* **Work to do**
Copy out, word for word, everything from the first row down to and including the row that contains "y-axis-sub: 2 <box>14 299 26 305</box>".

** START OF Entries shown **

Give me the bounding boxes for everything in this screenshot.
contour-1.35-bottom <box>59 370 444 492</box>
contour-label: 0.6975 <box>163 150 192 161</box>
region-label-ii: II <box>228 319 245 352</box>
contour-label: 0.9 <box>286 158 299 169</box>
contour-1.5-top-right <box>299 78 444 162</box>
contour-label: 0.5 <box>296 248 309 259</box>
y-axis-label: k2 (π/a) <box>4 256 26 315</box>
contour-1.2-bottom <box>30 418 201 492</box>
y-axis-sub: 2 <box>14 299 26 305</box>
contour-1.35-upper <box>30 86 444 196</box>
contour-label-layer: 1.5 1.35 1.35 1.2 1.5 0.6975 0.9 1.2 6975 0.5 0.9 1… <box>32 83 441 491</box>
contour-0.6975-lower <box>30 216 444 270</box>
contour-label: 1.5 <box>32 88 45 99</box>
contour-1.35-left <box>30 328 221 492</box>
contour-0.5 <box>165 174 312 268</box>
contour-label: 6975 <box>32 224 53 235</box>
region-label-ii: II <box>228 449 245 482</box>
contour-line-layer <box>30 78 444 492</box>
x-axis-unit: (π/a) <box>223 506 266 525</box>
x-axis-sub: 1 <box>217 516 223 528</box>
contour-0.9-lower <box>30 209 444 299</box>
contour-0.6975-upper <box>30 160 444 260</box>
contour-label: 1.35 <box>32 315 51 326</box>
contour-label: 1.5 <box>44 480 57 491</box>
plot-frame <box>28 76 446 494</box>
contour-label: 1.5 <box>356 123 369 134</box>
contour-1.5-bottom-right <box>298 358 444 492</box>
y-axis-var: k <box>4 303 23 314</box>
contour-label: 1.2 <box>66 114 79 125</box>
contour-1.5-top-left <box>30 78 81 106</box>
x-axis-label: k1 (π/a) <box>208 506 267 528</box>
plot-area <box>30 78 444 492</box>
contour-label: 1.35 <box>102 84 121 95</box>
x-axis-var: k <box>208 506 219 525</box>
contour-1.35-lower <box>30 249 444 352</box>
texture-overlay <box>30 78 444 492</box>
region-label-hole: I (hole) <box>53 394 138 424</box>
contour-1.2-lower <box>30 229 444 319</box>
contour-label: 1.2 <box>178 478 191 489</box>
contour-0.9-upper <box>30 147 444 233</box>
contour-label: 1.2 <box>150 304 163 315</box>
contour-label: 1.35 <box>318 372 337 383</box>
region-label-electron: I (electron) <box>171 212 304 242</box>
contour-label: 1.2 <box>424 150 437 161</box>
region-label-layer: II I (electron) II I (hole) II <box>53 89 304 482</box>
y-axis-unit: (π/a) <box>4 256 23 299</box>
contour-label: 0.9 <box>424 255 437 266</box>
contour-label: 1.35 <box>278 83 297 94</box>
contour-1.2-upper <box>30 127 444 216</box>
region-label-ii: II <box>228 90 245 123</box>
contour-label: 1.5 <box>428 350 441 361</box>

** END OF Entries shown **

* **Solution to the problem**
Give me the bounding boxes for everything in this screenshot.
contour-1.35-bottom <box>59 370 444 492</box>
contour-label: 0.6975 <box>163 150 192 161</box>
region-label-ii: II <box>228 319 245 352</box>
contour-label: 0.9 <box>286 158 299 169</box>
contour-1.5-top-right <box>299 78 444 162</box>
contour-label: 0.5 <box>296 248 309 259</box>
y-axis-label: k2 (π/a) <box>4 256 26 315</box>
contour-1.2-bottom <box>30 418 201 492</box>
y-axis-sub: 2 <box>14 299 26 305</box>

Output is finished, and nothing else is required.